TASK BRIEF
Return each line of the listing below, unchanged, and omit the images.

ROWS

____

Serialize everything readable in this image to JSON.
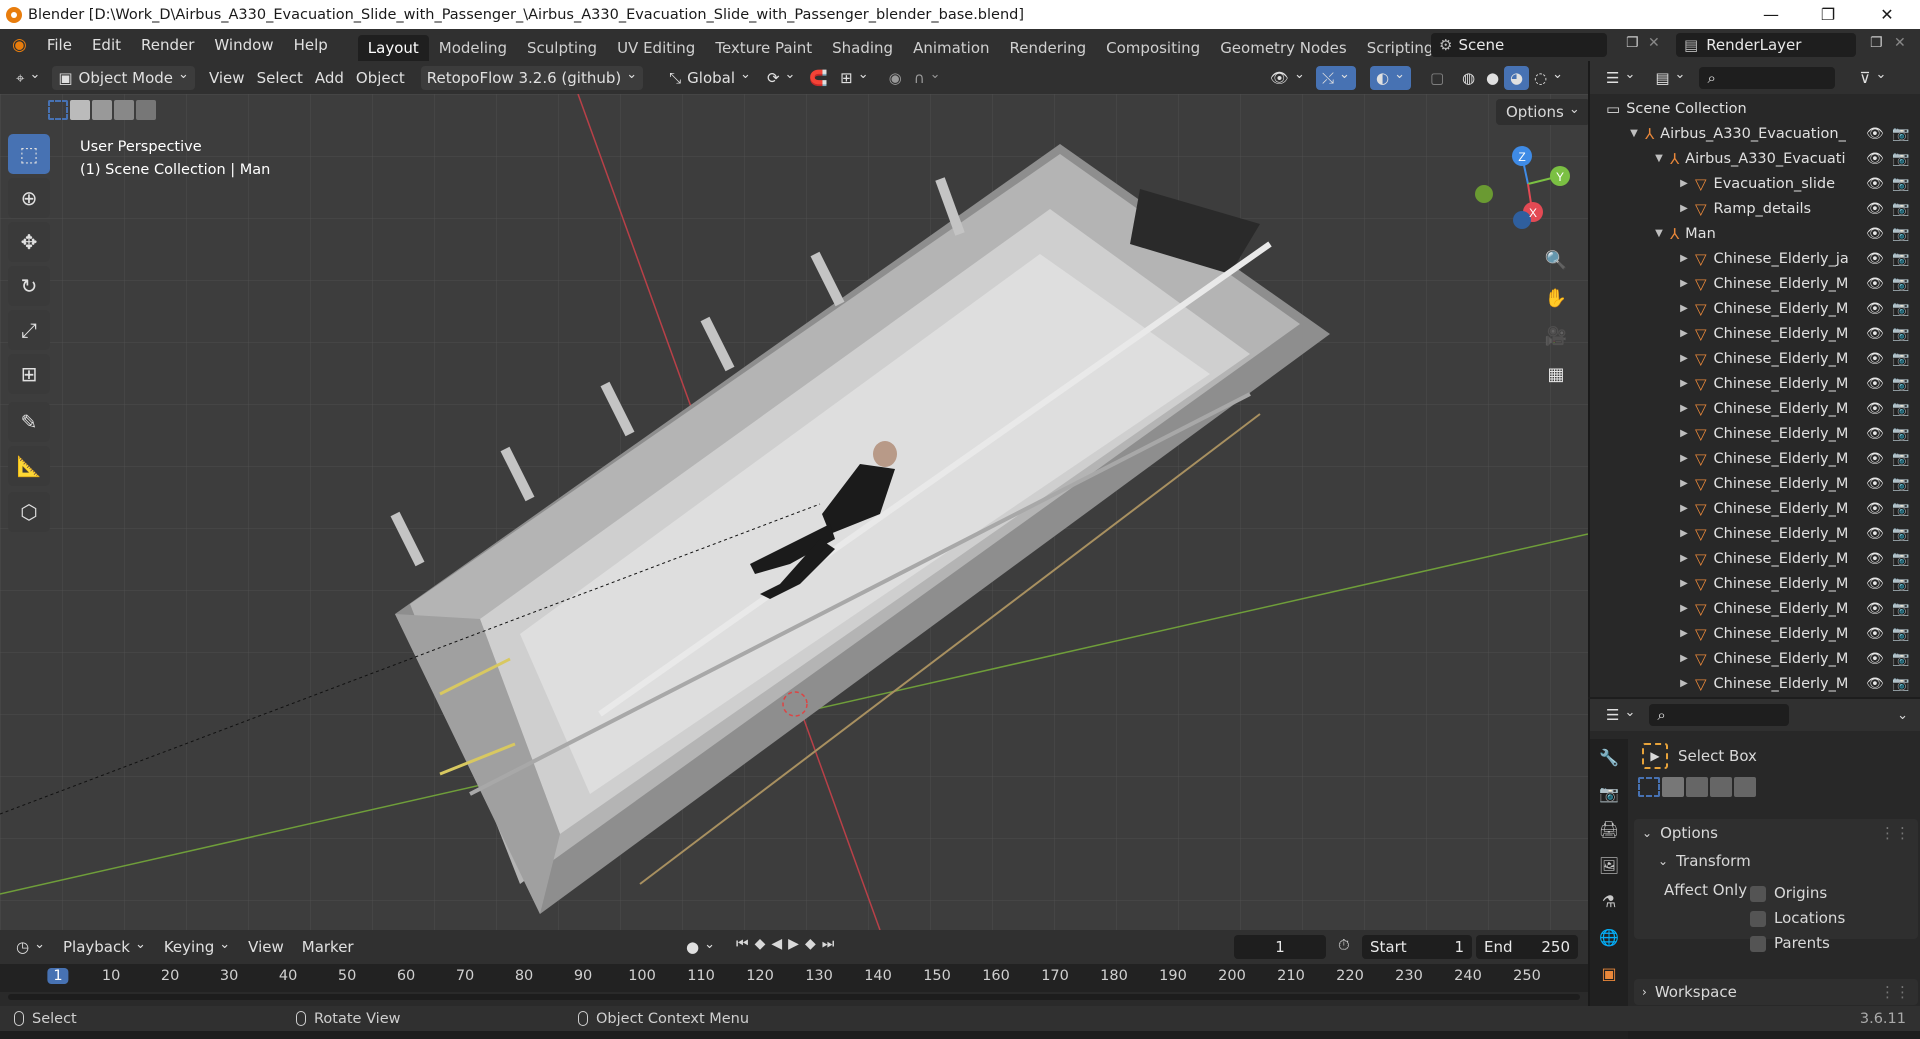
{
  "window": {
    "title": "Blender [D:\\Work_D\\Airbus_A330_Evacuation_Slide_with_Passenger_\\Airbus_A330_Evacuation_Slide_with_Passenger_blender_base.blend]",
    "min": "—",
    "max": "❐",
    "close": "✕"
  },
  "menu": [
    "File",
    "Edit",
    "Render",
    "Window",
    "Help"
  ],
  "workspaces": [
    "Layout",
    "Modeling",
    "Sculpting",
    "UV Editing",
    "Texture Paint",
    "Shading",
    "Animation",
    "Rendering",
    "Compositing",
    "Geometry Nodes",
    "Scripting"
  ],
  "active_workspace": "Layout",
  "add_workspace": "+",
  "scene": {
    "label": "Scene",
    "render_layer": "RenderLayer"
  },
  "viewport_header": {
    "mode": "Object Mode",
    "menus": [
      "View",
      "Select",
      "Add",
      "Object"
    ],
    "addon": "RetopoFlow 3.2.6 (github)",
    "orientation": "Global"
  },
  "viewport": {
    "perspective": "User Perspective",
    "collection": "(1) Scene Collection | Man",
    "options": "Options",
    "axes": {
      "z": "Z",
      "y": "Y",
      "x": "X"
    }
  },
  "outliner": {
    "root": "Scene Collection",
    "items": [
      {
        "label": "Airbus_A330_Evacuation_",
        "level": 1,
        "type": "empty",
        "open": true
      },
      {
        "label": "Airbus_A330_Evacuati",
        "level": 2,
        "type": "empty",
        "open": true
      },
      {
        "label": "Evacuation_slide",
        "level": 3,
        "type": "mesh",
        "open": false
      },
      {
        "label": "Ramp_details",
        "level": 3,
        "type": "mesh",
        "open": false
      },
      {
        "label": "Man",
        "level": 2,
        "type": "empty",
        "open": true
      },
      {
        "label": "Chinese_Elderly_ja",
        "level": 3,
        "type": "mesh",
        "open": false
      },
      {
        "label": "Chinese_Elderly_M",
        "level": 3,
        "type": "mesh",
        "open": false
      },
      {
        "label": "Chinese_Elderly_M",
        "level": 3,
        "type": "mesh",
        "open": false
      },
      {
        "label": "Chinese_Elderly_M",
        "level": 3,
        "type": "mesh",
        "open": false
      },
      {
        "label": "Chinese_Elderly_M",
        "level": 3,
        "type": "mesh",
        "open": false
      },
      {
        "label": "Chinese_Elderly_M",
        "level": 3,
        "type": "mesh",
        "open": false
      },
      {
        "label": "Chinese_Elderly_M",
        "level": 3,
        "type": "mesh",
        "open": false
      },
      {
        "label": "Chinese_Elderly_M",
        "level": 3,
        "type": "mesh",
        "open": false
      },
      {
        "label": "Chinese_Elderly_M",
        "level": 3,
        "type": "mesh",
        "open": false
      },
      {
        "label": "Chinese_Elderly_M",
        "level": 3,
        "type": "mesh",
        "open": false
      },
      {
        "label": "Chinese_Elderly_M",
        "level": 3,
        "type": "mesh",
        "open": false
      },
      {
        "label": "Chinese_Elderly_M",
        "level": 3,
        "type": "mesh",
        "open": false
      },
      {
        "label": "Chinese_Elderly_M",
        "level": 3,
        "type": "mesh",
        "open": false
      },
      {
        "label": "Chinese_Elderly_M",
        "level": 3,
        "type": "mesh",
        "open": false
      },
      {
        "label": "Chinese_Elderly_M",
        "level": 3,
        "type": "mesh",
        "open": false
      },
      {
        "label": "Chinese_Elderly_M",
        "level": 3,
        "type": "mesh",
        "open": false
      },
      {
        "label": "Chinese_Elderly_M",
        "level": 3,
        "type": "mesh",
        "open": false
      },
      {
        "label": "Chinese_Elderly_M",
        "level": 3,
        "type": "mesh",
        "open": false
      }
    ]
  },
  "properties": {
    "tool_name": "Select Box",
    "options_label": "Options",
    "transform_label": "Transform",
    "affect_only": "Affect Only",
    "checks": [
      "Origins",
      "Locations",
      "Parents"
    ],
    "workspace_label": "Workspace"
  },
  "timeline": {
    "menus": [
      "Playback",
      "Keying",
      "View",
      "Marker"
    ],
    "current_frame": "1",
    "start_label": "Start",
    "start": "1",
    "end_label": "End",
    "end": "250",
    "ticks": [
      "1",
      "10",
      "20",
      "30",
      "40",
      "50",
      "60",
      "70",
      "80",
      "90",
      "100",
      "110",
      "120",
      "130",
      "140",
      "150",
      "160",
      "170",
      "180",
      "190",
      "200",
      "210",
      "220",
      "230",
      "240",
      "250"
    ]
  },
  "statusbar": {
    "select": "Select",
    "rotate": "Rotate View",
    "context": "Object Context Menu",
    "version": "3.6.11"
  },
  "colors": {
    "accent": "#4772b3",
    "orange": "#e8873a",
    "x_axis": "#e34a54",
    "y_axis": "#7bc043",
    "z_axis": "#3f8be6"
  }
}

____

EXERCISE OUTPUT
Serialize everything readable in this image to JSON.
{
  "window": {
    "title": "Blender [D:\\Work_D\\Airbus_A330_Evacuation_Slide_with_Passenger_\\Airbus_A330_Evacuation_Slide_with_Passenger_blender_base.blend]",
    "min": "—",
    "max": "❐",
    "close": "✕"
  },
  "menu": [
    "File",
    "Edit",
    "Render",
    "Window",
    "Help"
  ],
  "workspaces": [
    "Layout",
    "Modeling",
    "Sculpting",
    "UV Editing",
    "Texture Paint",
    "Shading",
    "Animation",
    "Rendering",
    "Compositing",
    "Geometry Nodes",
    "Scripting"
  ],
  "active_workspace": "Layout",
  "add_workspace": "+",
  "scene": {
    "label": "Scene",
    "render_layer": "RenderLayer"
  },
  "viewport_header": {
    "mode": "Object Mode",
    "menus": [
      "View",
      "Select",
      "Add",
      "Object"
    ],
    "addon": "RetopoFlow 3.2.6 (github)",
    "orientation": "Global"
  },
  "viewport": {
    "perspective": "User Perspective",
    "collection": "(1) Scene Collection | Man",
    "options": "Options",
    "axes": {
      "z": "Z",
      "y": "Y",
      "x": "X"
    }
  },
  "outliner": {
    "root": "Scene Collection",
    "items": [
      {
        "label": "Airbus_A330_Evacuation_",
        "level": 1,
        "type": "empty",
        "open": true
      },
      {
        "label": "Airbus_A330_Evacuati",
        "level": 2,
        "type": "empty",
        "open": true
      },
      {
        "label": "Evacuation_slide",
        "level": 3,
        "type": "mesh",
        "open": false
      },
      {
        "label": "Ramp_details",
        "level": 3,
        "type": "mesh",
        "open": false
      },
      {
        "label": "Man",
        "level": 2,
        "type": "empty",
        "open": true
      },
      {
        "label": "Chinese_Elderly_ja",
        "level": 3,
        "type": "mesh",
        "open": false
      },
      {
        "label": "Chinese_Elderly_M",
        "level": 3,
        "type": "mesh",
        "open": false
      },
      {
        "label": "Chinese_Elderly_M",
        "level": 3,
        "type": "mesh",
        "open": false
      },
      {
        "label": "Chinese_Elderly_M",
        "level": 3,
        "type": "mesh",
        "open": false
      },
      {
        "label": "Chinese_Elderly_M",
        "level": 3,
        "type": "mesh",
        "open": false
      },
      {
        "label": "Chinese_Elderly_M",
        "level": 3,
        "type": "mesh",
        "open": false
      },
      {
        "label": "Chinese_Elderly_M",
        "level": 3,
        "type": "mesh",
        "open": false
      },
      {
        "label": "Chinese_Elderly_M",
        "level": 3,
        "type": "mesh",
        "open": false
      },
      {
        "label": "Chinese_Elderly_M",
        "level": 3,
        "type": "mesh",
        "open": false
      },
      {
        "label": "Chinese_Elderly_M",
        "level": 3,
        "type": "mesh",
        "open": false
      },
      {
        "label": "Chinese_Elderly_M",
        "level": 3,
        "type": "mesh",
        "open": false
      },
      {
        "label": "Chinese_Elderly_M",
        "level": 3,
        "type": "mesh",
        "open": false
      },
      {
        "label": "Chinese_Elderly_M",
        "level": 3,
        "type": "mesh",
        "open": false
      },
      {
        "label": "Chinese_Elderly_M",
        "level": 3,
        "type": "mesh",
        "open": false
      },
      {
        "label": "Chinese_Elderly_M",
        "level": 3,
        "type": "mesh",
        "open": false
      },
      {
        "label": "Chinese_Elderly_M",
        "level": 3,
        "type": "mesh",
        "open": false
      },
      {
        "label": "Chinese_Elderly_M",
        "level": 3,
        "type": "mesh",
        "open": false
      },
      {
        "label": "Chinese_Elderly_M",
        "level": 3,
        "type": "mesh",
        "open": false
      }
    ]
  },
  "properties": {
    "tool_name": "Select Box",
    "options_label": "Options",
    "transform_label": "Transform",
    "affect_only": "Affect Only",
    "checks": [
      "Origins",
      "Locations",
      "Parents"
    ],
    "workspace_label": "Workspace"
  },
  "timeline": {
    "menus": [
      "Playback",
      "Keying",
      "View",
      "Marker"
    ],
    "current_frame": "1",
    "start_label": "Start",
    "start": "1",
    "end_label": "End",
    "end": "250",
    "ticks": [
      "1",
      "10",
      "20",
      "30",
      "40",
      "50",
      "60",
      "70",
      "80",
      "90",
      "100",
      "110",
      "120",
      "130",
      "140",
      "150",
      "160",
      "170",
      "180",
      "190",
      "200",
      "210",
      "220",
      "230",
      "240",
      "250"
    ]
  },
  "statusbar": {
    "select": "Select",
    "rotate": "Rotate View",
    "context": "Object Context Menu",
    "version": "3.6.11"
  },
  "colors": {
    "accent": "#4772b3",
    "orange": "#e8873a",
    "x_axis": "#e34a54",
    "y_axis": "#7bc043",
    "z_axis": "#3f8be6"
  }
}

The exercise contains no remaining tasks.